Extracted data
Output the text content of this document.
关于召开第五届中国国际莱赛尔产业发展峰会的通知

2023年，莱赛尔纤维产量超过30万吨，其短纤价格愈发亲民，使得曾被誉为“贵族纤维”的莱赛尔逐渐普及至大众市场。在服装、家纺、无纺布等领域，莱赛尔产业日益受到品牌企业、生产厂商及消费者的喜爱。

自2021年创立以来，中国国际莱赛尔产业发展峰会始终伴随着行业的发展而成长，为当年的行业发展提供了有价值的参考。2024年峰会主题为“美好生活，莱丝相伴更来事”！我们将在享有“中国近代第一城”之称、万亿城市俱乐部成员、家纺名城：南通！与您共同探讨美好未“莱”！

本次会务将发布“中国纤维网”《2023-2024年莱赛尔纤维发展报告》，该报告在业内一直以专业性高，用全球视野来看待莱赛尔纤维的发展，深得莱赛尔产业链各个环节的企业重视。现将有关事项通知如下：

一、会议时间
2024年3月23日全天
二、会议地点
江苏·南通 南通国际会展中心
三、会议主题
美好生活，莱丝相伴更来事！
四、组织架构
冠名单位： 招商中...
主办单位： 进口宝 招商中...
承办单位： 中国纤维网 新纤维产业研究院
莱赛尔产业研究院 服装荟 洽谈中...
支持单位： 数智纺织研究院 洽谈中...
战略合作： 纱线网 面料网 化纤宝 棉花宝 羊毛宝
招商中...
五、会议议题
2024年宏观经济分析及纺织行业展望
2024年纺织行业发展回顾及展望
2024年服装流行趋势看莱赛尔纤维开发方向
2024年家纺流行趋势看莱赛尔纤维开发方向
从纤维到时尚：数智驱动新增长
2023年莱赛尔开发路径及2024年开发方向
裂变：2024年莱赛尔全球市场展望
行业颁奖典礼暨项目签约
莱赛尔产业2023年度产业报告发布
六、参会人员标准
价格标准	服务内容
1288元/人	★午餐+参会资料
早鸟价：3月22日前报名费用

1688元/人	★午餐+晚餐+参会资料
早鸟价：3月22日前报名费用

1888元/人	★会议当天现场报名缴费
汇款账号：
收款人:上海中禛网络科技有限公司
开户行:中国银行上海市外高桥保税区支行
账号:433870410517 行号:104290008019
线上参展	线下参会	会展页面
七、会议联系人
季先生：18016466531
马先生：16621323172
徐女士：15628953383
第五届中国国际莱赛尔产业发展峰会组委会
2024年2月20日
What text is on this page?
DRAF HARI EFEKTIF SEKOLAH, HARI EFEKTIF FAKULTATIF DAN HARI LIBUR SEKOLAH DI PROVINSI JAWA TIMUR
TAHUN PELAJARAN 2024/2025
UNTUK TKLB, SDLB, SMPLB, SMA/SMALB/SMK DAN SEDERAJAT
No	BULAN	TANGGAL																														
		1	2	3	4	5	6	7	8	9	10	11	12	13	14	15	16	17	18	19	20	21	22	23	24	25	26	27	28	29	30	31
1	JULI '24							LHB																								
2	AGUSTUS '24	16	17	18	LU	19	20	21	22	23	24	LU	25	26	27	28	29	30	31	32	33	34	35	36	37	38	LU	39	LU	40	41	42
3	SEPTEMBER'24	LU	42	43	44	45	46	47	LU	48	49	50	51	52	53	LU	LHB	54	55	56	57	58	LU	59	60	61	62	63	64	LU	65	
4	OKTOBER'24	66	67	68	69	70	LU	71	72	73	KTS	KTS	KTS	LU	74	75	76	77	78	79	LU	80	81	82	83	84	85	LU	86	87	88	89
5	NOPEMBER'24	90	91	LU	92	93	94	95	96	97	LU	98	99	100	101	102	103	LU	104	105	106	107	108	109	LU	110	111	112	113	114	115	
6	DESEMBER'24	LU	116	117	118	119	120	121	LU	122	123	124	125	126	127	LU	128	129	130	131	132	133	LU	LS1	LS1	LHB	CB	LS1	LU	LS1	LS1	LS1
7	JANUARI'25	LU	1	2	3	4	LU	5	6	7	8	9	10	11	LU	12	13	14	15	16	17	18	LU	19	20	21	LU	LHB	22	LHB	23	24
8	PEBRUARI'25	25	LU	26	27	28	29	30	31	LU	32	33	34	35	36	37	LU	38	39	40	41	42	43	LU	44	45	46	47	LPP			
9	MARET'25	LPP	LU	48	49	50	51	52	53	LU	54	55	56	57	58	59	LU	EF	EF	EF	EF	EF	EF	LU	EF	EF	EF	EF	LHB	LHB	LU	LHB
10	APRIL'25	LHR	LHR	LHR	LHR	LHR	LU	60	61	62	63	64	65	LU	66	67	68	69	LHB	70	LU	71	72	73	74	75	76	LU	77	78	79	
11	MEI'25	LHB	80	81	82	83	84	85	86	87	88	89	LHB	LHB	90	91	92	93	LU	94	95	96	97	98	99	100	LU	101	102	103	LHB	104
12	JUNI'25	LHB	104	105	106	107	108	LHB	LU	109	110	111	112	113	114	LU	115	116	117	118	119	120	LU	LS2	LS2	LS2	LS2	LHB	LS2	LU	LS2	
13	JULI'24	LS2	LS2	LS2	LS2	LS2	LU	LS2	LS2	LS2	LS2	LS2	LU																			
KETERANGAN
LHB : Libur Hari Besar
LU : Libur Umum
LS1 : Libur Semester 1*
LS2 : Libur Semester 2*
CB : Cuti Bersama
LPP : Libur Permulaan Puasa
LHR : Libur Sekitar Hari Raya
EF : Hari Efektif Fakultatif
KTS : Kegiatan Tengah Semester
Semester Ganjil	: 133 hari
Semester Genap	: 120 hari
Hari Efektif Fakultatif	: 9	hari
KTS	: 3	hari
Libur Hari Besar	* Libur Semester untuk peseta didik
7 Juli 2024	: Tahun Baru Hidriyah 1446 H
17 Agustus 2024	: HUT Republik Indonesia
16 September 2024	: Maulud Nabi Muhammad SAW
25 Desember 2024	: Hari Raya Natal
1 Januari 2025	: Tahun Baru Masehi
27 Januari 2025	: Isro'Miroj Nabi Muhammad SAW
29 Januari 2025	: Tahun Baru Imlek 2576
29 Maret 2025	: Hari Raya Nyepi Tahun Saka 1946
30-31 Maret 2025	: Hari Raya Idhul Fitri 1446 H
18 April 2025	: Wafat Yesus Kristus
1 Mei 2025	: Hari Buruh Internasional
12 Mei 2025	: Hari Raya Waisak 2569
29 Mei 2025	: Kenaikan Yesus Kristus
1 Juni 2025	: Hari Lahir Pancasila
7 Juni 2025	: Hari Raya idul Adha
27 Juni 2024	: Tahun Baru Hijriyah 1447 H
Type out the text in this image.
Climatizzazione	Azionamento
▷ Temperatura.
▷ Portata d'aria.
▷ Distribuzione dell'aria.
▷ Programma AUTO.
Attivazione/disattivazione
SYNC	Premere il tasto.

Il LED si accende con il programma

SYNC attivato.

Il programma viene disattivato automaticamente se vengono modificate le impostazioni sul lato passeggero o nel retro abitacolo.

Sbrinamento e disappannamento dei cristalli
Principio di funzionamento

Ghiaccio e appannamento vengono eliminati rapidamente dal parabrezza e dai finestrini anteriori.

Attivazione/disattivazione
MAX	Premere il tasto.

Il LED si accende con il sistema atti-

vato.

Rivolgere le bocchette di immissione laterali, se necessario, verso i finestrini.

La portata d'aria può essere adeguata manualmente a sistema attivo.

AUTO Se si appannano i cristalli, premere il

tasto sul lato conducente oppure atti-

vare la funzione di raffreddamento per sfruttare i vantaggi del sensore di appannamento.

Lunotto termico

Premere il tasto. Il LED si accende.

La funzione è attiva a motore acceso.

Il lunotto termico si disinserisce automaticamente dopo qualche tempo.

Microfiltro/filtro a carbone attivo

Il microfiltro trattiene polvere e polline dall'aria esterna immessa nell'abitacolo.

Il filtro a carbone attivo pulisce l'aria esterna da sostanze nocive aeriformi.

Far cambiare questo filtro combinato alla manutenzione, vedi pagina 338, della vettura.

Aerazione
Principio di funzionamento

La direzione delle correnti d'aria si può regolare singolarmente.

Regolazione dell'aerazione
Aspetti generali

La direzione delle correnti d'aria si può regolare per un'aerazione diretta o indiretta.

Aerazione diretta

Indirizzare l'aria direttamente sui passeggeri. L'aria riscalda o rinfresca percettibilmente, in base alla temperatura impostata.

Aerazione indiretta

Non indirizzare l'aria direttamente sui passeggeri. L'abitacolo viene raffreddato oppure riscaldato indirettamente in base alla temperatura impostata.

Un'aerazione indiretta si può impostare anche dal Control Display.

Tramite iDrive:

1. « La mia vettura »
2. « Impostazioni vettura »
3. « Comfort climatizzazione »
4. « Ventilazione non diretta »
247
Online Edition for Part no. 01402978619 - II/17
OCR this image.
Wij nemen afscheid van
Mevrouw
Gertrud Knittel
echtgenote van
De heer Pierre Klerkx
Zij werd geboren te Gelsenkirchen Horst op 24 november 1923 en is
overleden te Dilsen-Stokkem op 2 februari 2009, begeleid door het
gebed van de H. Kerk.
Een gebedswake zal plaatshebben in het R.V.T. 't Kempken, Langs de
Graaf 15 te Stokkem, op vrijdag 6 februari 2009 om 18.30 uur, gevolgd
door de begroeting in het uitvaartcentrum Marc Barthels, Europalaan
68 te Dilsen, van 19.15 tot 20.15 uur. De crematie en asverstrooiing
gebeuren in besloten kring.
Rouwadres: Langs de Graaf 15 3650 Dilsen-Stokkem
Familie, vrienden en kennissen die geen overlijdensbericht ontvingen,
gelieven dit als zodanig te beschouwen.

Exercise
Only the number is wanted: how many lines of the data contain the word "correnti"?

Final answer
2